• DIRECTIONS: Return all lines from the listing below in which the string "data" occurs.

-- start --

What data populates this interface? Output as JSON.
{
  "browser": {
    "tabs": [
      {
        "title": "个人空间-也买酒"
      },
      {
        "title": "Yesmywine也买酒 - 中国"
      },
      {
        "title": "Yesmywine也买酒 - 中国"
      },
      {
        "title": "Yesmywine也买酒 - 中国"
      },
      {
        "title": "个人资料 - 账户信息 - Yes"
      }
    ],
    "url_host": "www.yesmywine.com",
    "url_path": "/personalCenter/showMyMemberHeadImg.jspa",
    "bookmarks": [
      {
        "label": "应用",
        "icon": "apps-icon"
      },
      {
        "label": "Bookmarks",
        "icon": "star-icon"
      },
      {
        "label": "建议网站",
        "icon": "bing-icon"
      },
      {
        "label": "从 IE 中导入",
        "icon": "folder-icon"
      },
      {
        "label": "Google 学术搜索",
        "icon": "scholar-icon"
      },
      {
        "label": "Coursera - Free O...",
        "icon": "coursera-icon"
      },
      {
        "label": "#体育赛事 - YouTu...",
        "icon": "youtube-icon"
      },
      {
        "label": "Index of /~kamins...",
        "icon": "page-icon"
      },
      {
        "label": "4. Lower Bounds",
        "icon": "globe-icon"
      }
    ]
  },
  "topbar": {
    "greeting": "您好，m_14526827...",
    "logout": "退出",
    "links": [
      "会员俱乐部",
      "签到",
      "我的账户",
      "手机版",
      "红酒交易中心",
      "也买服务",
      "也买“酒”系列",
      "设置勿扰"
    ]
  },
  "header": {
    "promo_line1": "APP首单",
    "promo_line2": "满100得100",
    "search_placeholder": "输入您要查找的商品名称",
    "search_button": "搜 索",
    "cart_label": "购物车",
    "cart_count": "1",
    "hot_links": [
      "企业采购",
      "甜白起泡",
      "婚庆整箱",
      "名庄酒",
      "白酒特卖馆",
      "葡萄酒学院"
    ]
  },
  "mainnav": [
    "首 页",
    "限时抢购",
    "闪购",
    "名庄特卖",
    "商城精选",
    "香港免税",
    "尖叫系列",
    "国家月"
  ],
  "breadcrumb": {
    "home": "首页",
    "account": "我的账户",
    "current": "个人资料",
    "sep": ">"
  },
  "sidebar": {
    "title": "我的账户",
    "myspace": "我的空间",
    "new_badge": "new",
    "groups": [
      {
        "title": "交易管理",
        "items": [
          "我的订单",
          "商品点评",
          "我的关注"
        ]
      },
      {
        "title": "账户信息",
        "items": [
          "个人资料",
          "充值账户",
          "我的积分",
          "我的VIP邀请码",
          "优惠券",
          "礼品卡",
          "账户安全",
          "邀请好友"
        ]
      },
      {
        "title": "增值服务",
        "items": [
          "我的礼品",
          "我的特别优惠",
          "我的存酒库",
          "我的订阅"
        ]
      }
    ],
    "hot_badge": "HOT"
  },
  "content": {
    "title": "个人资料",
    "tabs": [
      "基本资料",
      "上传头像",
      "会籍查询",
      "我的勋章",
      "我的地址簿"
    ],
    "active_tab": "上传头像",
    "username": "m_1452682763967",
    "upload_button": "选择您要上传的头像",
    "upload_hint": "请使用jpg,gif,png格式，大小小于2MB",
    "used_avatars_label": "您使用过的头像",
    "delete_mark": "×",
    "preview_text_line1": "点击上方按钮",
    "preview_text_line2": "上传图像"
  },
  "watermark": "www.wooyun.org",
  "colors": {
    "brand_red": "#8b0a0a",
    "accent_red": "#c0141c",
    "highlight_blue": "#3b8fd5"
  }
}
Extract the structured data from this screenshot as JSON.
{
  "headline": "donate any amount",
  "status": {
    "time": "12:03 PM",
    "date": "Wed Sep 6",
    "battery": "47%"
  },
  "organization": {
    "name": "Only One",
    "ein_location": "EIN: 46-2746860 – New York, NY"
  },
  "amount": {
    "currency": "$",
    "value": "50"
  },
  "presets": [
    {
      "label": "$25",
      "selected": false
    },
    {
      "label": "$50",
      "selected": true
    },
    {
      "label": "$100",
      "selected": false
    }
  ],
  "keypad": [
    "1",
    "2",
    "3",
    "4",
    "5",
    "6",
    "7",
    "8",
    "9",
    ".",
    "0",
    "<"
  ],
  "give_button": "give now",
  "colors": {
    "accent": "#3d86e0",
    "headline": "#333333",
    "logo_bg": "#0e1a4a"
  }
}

-- end --

• REPLY:
What data populates this interface? Output as JSON.
Extract the structured data from this screenshot as JSON.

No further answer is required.